(Extracted records)
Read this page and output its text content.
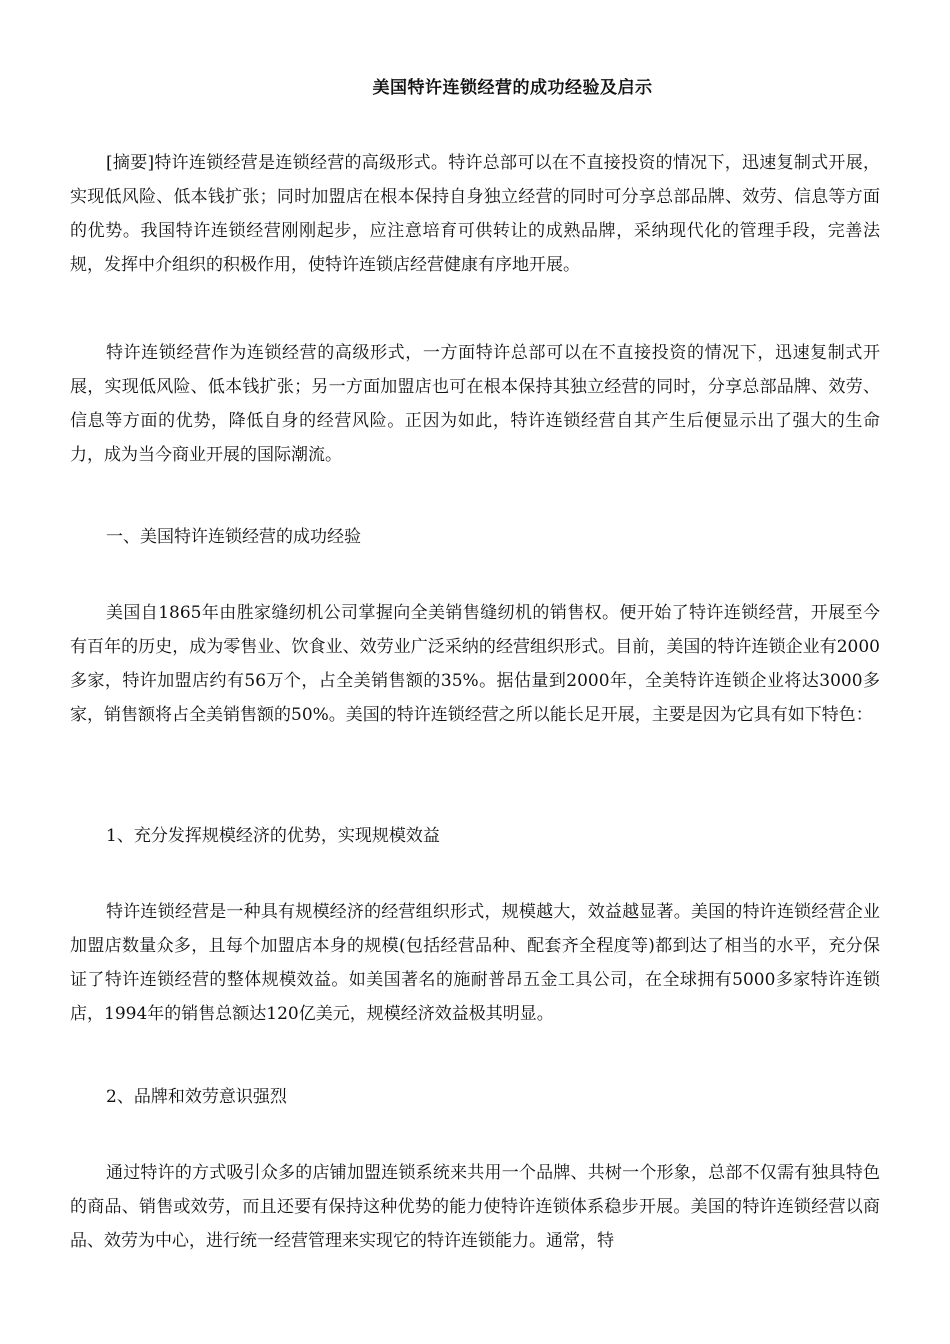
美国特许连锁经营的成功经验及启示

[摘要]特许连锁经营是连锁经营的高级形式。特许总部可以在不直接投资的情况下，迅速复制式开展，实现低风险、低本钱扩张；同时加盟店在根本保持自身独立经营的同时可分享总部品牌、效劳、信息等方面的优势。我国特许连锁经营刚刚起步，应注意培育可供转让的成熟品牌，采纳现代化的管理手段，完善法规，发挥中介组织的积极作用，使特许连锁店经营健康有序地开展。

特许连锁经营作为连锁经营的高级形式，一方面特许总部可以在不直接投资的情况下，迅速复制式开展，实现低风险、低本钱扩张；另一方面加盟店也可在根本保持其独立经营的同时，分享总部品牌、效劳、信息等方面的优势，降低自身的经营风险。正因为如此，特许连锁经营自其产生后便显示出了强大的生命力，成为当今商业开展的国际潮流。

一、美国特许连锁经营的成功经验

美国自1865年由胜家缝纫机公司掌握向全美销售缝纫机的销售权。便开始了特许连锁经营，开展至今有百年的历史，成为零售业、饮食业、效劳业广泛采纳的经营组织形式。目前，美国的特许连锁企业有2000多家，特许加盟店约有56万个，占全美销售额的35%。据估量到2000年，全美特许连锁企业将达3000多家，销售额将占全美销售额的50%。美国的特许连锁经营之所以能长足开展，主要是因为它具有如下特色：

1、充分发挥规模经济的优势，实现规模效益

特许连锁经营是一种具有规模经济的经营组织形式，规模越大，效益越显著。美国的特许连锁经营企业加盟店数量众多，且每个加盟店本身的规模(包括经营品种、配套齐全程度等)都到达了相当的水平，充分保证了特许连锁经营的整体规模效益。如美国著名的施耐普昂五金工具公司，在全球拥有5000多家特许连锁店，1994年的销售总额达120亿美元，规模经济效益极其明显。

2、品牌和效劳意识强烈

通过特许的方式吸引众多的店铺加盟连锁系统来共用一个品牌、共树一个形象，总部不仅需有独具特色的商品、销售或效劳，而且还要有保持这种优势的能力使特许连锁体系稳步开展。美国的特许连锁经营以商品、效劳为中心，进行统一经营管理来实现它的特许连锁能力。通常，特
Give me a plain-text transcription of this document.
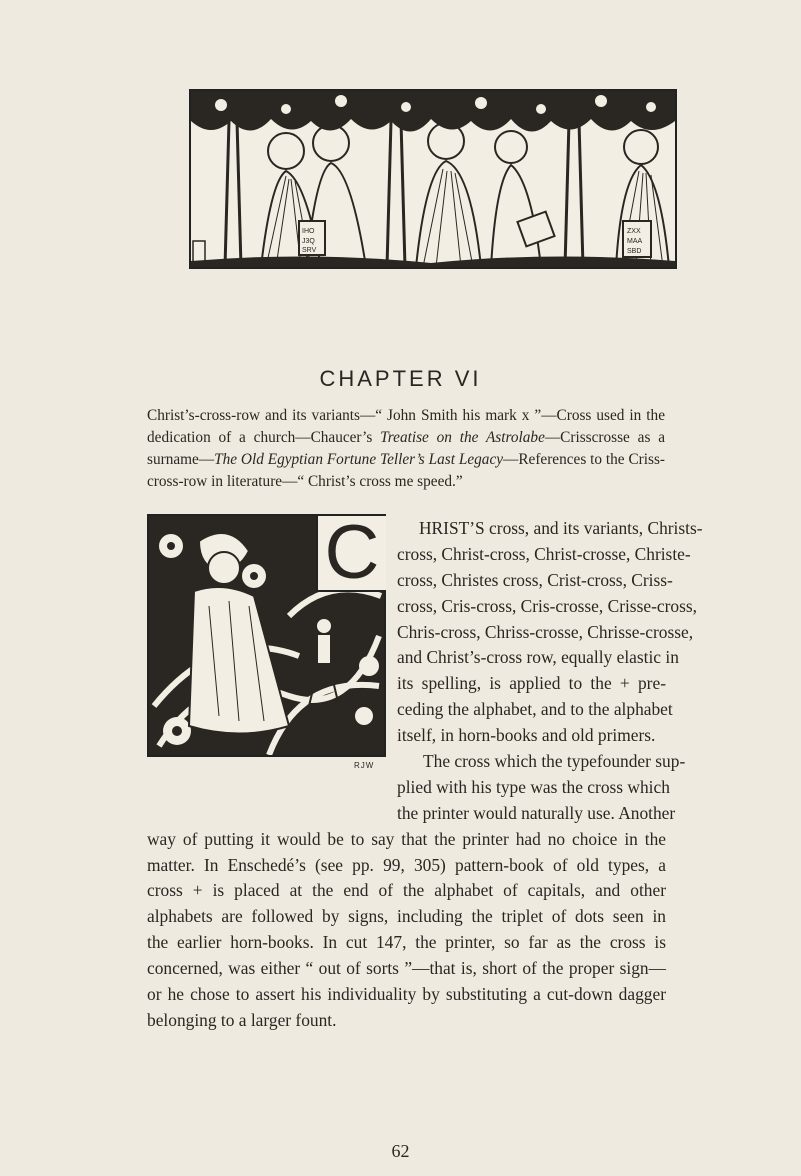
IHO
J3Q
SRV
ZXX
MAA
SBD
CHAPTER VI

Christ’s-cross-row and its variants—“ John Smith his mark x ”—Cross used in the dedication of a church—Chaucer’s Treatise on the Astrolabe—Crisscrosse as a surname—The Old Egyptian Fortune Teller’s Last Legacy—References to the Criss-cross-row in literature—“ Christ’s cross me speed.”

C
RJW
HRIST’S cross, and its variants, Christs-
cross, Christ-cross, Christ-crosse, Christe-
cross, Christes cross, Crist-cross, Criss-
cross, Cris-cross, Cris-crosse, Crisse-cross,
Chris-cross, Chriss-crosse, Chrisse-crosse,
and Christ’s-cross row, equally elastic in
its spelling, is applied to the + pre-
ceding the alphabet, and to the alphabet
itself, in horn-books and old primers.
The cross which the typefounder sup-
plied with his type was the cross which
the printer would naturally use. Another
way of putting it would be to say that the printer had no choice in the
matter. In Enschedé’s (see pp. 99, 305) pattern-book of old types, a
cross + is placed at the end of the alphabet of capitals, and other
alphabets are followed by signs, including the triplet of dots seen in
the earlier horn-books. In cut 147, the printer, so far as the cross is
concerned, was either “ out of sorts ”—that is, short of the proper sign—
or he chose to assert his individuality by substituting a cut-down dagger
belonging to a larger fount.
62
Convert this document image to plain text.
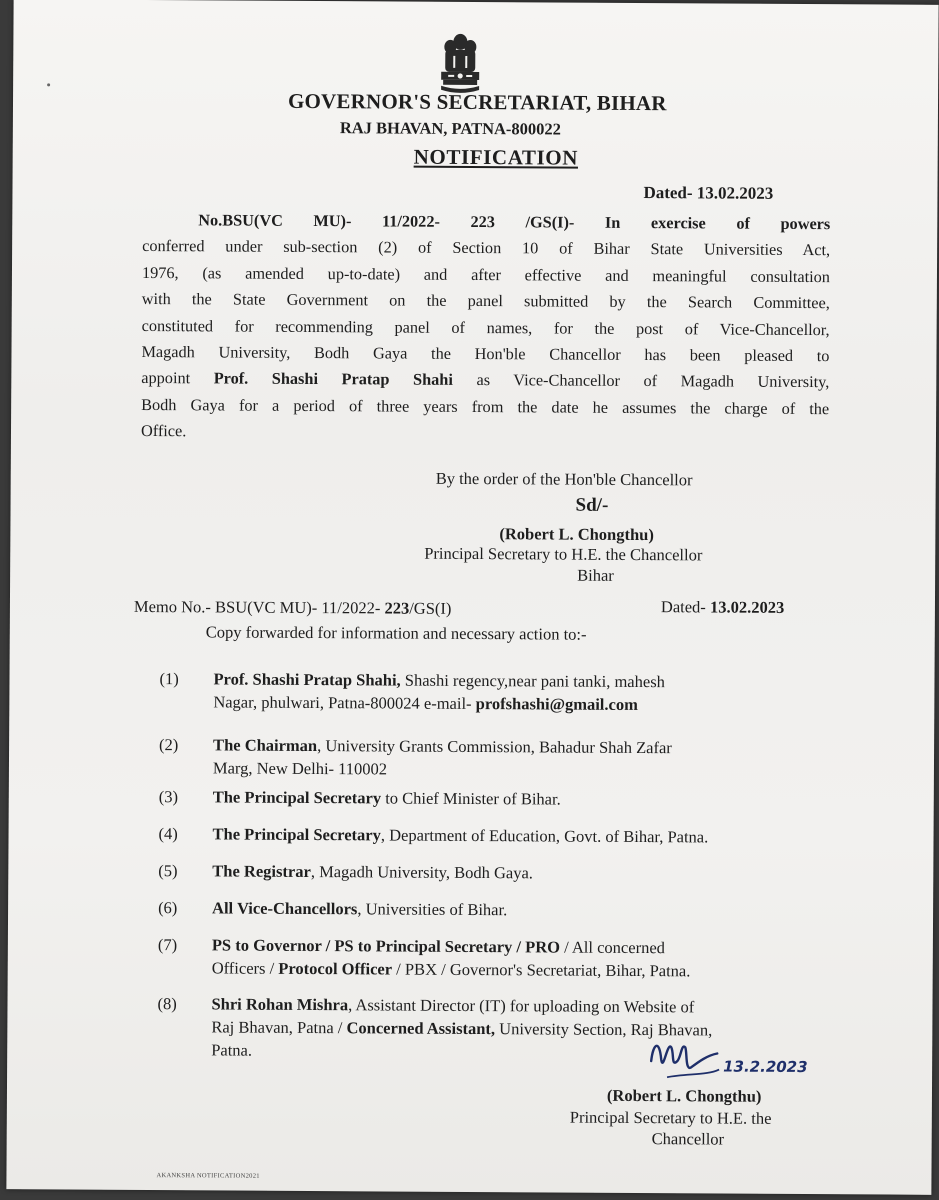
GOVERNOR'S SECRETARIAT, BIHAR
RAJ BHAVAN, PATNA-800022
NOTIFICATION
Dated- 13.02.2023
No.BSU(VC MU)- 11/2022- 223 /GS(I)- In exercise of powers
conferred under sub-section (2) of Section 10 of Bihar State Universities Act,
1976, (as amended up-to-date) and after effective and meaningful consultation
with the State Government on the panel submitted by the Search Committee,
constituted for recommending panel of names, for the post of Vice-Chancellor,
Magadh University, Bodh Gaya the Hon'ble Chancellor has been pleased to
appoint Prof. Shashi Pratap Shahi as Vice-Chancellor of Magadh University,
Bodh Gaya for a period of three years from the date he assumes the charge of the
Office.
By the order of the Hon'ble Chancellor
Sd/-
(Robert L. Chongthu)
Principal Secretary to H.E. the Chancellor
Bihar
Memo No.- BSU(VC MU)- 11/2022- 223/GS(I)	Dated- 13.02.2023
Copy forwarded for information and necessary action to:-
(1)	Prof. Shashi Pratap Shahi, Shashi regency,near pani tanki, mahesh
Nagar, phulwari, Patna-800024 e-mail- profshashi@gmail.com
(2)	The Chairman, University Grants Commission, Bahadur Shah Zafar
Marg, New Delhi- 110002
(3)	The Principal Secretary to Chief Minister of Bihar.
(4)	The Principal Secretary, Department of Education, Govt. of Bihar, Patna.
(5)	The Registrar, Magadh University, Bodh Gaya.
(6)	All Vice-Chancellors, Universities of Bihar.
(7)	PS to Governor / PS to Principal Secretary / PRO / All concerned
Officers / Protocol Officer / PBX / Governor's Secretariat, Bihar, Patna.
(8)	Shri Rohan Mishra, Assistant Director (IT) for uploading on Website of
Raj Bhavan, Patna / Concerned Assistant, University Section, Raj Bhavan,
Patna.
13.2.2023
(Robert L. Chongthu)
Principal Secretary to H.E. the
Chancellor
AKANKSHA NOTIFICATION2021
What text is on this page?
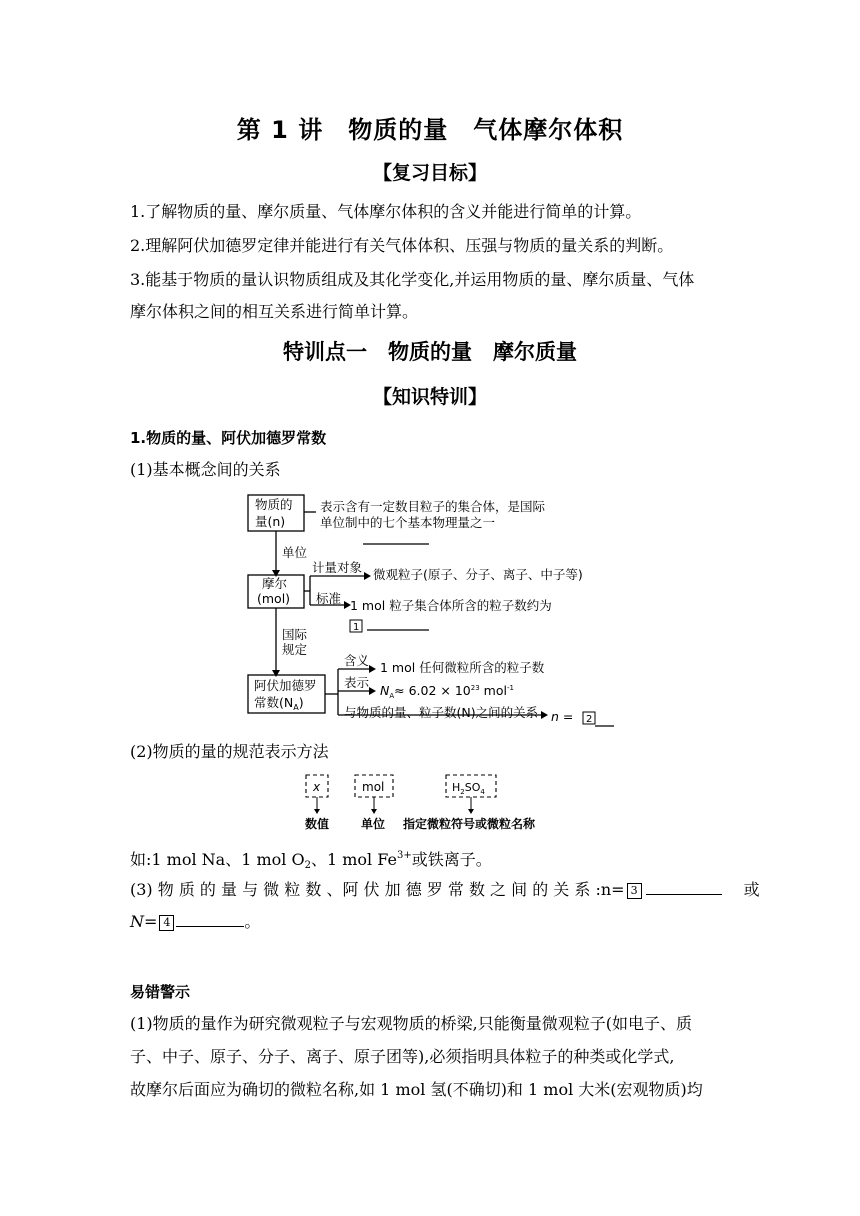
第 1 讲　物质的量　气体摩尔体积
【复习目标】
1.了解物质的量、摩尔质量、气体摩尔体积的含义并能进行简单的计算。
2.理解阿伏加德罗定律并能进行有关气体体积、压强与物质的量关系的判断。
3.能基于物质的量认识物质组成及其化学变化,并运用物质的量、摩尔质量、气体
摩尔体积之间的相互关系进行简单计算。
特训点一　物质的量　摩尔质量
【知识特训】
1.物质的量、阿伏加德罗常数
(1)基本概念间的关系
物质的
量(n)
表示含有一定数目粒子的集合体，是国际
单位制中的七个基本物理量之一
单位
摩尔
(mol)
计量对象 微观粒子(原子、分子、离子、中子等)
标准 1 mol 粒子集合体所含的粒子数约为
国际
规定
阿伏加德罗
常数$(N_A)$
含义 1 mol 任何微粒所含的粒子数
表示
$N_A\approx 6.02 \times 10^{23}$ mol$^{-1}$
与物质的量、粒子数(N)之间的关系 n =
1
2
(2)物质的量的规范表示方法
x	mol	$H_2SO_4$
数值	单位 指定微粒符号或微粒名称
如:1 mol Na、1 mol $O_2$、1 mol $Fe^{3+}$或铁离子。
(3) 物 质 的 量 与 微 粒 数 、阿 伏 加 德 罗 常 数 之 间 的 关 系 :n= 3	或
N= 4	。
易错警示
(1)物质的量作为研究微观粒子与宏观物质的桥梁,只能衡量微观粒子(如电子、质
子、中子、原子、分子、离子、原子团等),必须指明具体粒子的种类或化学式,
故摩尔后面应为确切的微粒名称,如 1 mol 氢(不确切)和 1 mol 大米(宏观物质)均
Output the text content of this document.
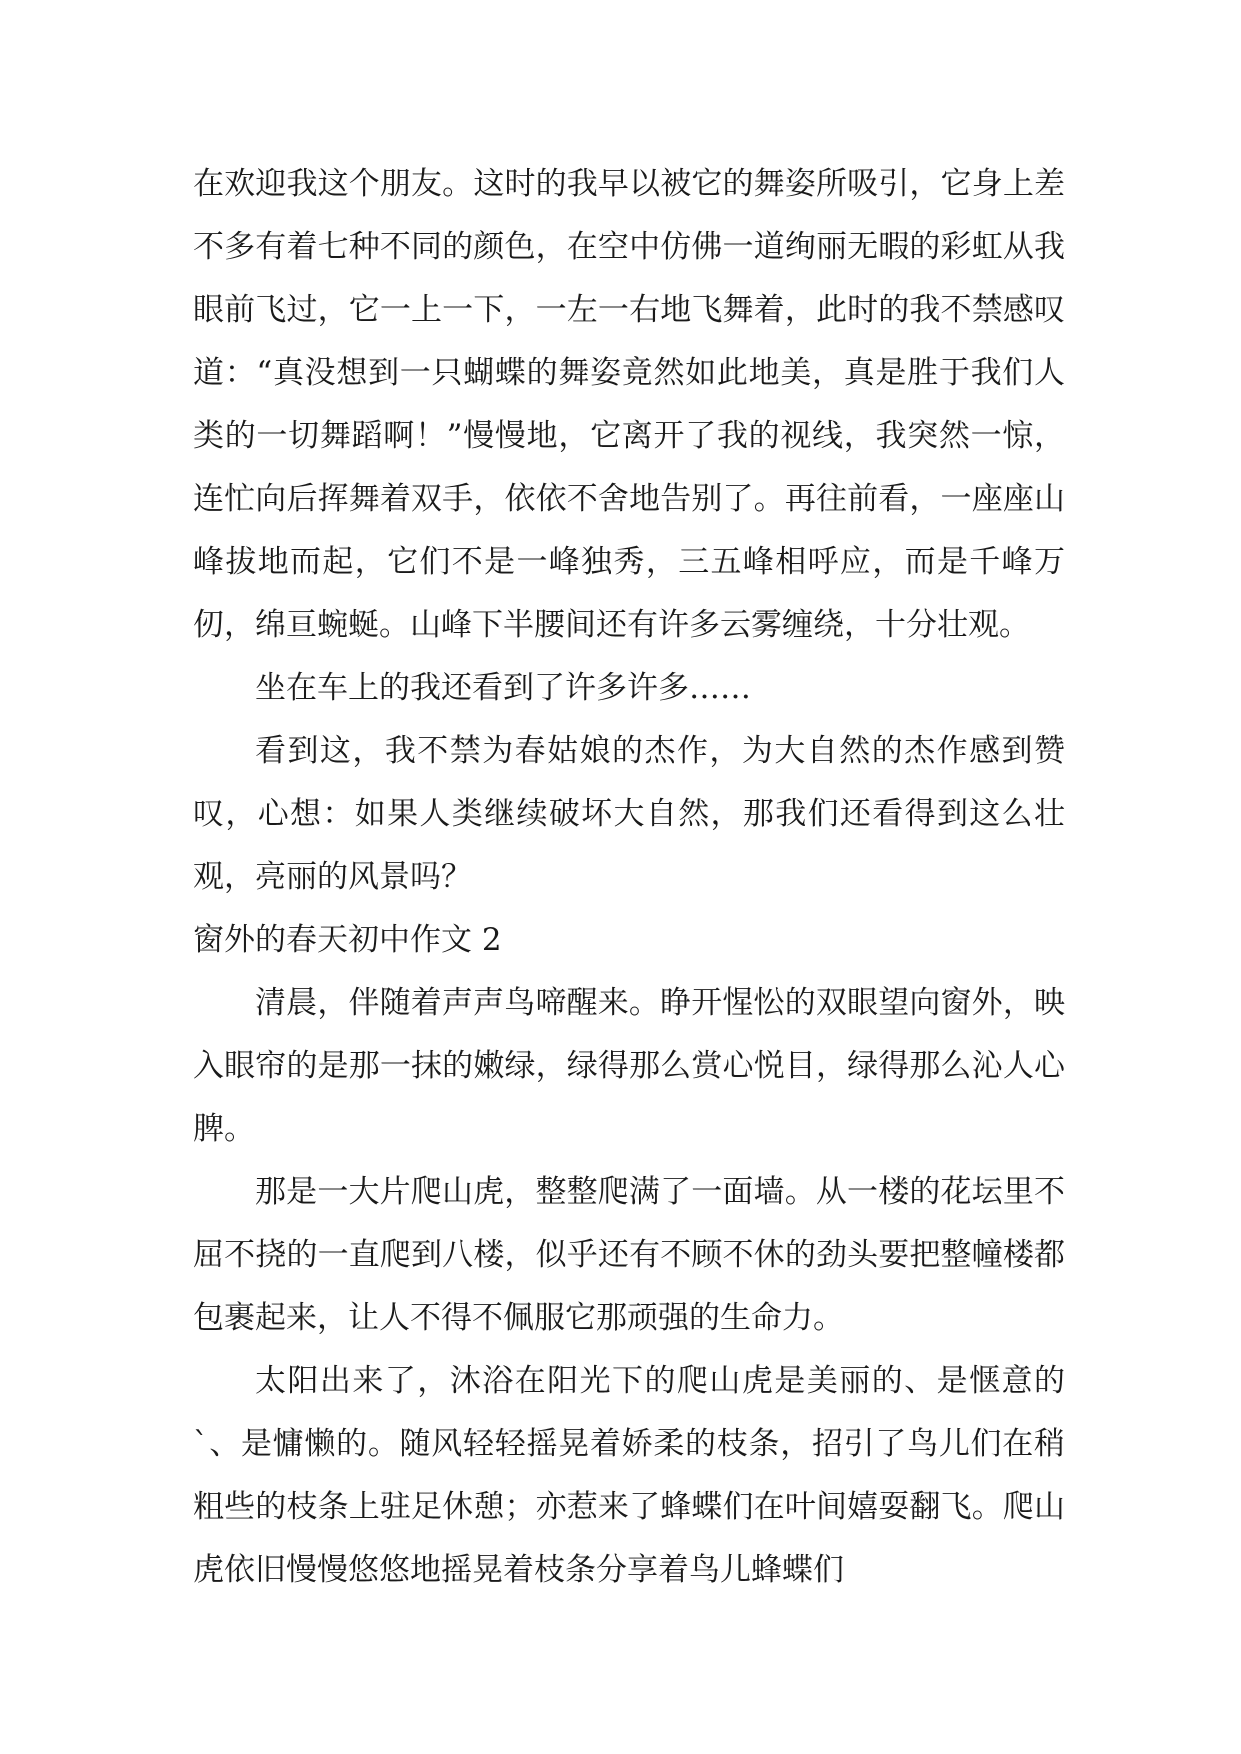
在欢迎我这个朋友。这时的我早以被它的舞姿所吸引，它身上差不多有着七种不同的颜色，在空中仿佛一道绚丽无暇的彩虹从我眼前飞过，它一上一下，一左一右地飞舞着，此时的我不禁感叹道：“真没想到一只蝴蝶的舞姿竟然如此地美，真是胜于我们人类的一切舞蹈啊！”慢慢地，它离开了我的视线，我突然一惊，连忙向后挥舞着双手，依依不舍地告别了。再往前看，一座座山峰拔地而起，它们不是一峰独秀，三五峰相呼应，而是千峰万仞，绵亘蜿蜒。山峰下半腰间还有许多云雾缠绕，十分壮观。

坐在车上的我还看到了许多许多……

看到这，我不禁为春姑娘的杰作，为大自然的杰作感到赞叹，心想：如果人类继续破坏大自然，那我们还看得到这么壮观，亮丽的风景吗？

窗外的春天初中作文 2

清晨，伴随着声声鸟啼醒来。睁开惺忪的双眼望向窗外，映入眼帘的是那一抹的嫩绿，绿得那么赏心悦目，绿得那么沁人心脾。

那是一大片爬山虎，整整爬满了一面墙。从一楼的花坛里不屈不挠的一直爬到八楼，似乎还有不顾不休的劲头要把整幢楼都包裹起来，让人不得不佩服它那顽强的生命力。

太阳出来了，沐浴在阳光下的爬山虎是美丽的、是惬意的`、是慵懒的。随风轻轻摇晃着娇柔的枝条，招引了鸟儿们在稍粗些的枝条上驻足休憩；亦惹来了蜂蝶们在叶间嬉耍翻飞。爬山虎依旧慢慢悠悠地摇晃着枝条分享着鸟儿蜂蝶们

→ Task instructions: Return every line from the records above that holds the word "Pratap".

→ Problem solution:
appoint Prof. Shashi Pratap Shahi as Vice-Chancellor of Magadh University,
(1)	Prof. Shashi Pratap Shahi, Shashi regency,near pani tanki, mahesh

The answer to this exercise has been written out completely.